> _What the task asks_
Read through the entries below and return each line with the word "peut".

> _Dataset items_
::::

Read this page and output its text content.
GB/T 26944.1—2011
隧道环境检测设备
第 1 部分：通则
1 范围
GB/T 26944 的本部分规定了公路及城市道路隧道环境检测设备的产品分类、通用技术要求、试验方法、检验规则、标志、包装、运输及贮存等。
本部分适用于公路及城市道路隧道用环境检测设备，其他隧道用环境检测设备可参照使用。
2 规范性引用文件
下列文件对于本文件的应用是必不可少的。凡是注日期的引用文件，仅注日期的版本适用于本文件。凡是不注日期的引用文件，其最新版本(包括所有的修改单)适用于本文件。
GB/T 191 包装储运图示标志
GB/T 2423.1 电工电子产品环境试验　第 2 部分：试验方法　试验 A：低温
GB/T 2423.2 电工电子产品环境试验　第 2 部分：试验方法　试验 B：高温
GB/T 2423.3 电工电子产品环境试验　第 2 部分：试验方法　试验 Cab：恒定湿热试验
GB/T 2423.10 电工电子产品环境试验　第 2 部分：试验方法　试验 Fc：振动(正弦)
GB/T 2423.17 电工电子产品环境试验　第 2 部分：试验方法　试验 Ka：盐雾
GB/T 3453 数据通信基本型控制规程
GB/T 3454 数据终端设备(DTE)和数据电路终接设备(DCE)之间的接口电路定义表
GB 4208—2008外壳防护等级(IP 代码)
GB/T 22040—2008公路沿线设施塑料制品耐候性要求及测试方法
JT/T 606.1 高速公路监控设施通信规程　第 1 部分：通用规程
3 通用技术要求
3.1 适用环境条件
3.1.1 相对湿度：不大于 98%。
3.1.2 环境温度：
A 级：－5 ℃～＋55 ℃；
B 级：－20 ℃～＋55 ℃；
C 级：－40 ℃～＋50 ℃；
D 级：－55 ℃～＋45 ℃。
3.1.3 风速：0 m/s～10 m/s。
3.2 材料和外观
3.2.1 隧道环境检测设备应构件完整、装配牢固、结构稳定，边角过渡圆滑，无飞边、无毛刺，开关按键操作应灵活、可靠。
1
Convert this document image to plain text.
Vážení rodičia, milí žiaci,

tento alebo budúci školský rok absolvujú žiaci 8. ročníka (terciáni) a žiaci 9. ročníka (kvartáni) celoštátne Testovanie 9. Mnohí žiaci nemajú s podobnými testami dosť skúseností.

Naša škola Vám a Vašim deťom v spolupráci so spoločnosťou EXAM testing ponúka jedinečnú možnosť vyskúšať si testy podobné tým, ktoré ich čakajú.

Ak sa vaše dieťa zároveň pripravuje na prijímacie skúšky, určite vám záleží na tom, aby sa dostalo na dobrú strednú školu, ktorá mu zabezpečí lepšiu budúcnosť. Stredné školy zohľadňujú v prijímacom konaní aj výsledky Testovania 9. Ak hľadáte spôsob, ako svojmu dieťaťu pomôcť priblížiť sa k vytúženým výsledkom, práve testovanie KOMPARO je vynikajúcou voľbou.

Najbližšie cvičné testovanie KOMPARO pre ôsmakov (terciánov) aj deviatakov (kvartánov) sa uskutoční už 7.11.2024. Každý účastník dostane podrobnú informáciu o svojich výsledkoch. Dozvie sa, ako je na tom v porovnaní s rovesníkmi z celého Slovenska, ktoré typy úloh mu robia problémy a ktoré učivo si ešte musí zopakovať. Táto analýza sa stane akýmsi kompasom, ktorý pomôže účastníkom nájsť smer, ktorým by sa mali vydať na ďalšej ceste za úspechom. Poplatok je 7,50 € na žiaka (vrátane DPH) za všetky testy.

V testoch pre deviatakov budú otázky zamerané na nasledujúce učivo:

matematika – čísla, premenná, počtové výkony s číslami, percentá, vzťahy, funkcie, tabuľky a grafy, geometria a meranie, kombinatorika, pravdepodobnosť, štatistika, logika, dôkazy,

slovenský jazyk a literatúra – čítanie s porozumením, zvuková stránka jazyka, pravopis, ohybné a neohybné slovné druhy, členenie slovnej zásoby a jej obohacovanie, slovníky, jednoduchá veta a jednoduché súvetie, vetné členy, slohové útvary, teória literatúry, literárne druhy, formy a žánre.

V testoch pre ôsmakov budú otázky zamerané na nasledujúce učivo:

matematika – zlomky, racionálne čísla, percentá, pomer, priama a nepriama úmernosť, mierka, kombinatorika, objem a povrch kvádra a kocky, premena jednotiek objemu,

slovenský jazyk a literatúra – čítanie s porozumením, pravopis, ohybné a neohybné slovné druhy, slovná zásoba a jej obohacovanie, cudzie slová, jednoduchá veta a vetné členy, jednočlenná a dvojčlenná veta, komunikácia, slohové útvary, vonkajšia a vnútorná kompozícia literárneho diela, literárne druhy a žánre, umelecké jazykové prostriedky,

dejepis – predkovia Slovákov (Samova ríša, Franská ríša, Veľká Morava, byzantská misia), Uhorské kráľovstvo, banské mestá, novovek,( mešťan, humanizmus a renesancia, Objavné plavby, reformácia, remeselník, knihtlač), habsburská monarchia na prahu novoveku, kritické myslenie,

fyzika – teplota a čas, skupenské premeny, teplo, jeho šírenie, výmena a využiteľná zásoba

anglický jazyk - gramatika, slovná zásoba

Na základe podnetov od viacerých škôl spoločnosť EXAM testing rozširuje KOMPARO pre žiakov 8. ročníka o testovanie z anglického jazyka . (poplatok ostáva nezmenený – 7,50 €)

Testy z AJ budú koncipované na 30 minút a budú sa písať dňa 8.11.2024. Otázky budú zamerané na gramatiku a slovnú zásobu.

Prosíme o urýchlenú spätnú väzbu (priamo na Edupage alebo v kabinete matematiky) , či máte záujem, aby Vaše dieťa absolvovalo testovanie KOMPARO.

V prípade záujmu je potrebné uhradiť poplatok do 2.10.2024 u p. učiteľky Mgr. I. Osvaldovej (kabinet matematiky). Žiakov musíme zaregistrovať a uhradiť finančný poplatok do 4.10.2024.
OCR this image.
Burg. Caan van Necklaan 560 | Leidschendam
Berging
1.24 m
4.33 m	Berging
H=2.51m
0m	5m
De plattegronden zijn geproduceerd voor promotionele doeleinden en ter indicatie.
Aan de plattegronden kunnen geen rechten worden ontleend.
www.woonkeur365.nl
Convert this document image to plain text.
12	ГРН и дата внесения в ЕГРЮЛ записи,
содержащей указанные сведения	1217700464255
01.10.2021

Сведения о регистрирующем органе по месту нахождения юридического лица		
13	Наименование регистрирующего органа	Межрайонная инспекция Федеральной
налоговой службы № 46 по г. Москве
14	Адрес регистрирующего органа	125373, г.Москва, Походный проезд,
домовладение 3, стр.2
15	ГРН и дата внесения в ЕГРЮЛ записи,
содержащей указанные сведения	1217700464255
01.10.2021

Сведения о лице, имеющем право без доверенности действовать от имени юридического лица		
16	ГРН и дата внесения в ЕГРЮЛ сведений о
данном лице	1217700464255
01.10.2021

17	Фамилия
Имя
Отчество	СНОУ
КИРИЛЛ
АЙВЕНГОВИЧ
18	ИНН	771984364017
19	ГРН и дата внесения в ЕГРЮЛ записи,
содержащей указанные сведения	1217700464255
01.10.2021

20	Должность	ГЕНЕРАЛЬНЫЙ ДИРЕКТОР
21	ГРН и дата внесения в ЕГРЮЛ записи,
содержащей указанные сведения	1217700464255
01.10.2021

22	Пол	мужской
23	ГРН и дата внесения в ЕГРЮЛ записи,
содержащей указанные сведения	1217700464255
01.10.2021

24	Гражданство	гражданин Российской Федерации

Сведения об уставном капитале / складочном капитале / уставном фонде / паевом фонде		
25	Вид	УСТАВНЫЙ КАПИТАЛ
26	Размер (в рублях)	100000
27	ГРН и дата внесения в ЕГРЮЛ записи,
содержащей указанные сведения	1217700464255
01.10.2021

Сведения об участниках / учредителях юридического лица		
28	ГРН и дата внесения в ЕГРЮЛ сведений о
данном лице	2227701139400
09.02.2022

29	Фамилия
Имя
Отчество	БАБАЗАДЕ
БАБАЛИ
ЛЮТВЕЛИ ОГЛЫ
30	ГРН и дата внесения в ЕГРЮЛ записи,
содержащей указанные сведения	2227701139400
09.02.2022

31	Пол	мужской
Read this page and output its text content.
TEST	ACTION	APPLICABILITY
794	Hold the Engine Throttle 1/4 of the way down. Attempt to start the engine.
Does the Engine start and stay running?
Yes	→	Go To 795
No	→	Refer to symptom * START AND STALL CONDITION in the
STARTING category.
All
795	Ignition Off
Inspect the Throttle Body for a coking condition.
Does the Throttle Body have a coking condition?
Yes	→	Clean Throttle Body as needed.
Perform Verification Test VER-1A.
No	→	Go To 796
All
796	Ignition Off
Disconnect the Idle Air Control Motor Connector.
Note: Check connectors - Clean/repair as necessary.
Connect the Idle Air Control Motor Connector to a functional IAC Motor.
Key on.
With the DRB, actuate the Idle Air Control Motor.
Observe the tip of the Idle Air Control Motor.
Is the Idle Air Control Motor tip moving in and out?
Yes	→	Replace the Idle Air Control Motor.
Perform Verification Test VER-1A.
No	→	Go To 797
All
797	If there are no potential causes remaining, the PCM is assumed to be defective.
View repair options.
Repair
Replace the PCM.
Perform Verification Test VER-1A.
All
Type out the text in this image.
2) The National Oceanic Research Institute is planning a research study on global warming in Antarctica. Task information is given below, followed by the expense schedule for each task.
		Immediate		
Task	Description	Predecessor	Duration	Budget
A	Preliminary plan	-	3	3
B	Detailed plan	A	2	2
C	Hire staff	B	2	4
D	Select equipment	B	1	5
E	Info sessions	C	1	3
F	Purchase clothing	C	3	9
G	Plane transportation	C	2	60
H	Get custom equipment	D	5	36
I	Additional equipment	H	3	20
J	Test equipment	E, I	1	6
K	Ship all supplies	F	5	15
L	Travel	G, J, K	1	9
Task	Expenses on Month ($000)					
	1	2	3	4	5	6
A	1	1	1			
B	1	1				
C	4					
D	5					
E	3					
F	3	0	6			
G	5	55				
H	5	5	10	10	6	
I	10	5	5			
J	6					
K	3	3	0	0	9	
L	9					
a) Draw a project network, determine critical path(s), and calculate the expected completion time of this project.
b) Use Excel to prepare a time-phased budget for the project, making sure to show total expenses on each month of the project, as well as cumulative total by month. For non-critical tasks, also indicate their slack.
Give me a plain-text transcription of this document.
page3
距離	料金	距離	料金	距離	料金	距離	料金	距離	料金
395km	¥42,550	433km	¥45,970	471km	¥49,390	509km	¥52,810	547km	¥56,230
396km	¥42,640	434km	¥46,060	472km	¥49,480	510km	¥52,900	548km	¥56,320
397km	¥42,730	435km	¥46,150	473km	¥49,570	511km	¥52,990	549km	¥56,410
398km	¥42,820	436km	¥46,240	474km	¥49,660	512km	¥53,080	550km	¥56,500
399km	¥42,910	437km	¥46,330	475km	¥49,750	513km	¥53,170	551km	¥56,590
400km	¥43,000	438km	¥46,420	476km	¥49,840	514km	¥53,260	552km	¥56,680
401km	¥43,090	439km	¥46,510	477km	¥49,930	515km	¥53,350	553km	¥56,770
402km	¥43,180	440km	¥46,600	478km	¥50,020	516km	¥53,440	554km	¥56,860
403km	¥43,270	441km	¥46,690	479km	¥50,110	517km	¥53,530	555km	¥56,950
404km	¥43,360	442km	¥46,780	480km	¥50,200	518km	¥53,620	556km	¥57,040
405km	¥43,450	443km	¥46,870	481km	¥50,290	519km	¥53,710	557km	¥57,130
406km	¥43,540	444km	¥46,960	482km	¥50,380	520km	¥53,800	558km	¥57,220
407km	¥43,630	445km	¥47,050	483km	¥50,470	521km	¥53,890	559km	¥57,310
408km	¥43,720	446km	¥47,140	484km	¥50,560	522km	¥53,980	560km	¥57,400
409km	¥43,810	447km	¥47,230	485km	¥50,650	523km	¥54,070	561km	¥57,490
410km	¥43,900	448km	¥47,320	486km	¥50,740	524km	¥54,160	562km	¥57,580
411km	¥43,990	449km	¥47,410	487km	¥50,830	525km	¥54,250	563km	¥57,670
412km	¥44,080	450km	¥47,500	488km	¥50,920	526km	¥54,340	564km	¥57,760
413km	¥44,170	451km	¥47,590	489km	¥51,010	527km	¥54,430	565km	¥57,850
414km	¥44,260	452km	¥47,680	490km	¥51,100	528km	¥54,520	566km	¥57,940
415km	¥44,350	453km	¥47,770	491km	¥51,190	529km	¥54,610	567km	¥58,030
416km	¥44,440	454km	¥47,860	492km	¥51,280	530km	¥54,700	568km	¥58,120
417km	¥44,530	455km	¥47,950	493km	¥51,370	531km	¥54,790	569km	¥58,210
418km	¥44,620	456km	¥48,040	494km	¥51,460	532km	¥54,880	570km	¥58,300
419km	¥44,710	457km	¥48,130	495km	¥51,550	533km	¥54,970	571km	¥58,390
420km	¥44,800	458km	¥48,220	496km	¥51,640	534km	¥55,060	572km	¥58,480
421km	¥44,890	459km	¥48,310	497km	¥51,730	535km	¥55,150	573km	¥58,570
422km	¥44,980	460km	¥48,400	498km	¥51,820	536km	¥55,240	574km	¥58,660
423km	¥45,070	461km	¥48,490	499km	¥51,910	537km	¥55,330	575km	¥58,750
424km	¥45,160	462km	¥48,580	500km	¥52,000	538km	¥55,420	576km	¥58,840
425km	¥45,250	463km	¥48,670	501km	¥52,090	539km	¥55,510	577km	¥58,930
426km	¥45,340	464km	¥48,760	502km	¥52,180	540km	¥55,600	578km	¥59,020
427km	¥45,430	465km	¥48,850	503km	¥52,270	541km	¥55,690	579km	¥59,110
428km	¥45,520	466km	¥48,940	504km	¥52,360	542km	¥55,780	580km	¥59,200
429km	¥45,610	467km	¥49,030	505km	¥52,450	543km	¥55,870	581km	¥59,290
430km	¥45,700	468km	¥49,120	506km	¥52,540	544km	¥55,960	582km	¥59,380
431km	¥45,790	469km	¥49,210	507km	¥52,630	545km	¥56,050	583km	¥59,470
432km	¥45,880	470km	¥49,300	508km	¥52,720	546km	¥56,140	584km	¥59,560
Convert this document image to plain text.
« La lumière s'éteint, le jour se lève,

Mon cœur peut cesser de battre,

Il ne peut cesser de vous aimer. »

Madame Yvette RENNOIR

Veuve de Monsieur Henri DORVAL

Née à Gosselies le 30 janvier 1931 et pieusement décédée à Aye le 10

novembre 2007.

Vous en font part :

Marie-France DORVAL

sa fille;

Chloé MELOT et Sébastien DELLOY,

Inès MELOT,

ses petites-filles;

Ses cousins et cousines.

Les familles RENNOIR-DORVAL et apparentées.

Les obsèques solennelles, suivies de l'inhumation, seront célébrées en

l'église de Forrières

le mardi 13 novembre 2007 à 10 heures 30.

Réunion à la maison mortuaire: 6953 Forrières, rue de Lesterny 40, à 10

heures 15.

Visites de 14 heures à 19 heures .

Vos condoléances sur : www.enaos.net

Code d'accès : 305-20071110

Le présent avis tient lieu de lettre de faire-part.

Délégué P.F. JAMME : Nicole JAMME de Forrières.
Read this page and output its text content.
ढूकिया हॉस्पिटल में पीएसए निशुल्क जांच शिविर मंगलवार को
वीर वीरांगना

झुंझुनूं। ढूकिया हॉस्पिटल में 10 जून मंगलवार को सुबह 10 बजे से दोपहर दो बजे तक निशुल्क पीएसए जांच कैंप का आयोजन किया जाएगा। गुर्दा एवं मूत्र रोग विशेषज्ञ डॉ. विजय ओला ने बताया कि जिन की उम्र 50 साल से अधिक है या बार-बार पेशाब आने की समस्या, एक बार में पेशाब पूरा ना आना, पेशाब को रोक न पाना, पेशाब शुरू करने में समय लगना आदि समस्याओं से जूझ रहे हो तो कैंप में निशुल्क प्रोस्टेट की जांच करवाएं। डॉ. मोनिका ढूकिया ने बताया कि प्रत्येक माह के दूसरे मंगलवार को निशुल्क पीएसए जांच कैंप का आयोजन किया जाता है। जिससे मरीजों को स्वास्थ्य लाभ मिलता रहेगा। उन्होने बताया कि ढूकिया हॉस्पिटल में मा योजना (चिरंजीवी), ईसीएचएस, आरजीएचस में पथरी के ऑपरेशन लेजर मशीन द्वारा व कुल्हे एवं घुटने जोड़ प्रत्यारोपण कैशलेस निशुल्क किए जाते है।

::::

> _The answer_
Mon cœur peut cesser de battre,
Il ne peut cesser de vous aimer. »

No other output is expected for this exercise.